Records:
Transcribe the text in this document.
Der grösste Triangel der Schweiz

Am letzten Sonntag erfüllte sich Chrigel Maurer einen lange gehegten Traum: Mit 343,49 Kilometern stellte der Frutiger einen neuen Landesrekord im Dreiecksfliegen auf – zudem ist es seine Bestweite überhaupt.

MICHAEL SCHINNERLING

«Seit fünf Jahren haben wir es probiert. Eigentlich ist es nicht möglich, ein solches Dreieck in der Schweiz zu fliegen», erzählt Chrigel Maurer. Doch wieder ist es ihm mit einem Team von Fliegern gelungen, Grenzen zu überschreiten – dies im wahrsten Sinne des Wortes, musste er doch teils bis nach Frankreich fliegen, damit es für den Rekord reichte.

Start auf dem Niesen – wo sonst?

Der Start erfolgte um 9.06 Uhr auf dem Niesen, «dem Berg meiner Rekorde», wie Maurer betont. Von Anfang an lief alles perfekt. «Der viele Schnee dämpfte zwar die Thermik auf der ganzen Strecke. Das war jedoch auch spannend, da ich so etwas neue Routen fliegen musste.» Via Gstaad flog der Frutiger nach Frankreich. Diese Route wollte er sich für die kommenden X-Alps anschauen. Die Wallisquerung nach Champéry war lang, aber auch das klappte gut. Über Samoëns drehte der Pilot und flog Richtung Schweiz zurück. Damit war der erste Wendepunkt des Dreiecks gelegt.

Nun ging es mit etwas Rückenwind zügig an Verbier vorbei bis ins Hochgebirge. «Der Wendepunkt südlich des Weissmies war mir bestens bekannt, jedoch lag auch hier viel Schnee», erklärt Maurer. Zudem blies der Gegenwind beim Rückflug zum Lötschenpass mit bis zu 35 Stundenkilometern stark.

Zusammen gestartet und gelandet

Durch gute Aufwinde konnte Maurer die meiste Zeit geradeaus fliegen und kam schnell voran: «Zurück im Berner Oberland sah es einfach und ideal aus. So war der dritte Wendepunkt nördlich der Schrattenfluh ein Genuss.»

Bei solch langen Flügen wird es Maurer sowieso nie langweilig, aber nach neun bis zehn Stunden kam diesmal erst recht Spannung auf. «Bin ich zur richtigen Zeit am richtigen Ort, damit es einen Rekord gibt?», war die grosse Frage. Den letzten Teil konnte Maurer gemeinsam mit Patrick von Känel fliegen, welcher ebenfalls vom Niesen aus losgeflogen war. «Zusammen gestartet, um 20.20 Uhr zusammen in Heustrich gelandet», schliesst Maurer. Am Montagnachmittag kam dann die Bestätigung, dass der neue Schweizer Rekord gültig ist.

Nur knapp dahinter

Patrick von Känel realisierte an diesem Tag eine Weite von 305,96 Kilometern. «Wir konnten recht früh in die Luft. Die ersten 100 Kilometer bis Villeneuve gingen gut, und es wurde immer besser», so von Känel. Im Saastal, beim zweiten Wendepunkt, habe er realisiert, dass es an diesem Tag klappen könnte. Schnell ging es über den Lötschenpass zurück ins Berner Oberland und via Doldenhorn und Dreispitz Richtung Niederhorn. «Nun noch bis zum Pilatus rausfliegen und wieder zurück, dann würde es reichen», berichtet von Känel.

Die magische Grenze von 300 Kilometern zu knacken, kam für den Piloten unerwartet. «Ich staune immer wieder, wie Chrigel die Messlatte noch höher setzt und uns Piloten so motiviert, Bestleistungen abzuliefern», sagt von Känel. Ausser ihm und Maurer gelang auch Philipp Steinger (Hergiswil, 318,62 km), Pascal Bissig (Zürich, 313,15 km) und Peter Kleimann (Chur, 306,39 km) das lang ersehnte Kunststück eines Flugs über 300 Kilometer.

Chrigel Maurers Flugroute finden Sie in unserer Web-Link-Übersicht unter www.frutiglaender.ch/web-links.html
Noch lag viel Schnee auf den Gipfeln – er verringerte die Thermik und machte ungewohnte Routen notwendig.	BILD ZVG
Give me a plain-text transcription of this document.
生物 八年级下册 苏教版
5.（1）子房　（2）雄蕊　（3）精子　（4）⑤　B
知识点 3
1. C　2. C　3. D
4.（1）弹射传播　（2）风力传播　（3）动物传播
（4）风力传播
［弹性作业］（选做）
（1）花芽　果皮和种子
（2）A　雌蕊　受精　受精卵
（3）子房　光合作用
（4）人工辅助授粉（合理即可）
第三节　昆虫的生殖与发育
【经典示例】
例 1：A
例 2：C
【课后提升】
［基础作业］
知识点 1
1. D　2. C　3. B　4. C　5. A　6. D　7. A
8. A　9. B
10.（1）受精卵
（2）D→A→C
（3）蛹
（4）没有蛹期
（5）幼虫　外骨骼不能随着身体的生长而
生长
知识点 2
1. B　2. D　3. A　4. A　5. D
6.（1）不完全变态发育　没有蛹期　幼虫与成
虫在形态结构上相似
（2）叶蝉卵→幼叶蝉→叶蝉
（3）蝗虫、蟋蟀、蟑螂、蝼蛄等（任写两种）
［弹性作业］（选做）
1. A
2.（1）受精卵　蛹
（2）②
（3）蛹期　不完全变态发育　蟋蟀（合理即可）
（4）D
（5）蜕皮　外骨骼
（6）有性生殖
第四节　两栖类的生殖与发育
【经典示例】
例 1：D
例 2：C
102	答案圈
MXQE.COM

**Goal**
Identify how many lines in the entries above include the string "gestartet", then state that number alone.

**Written answer**
2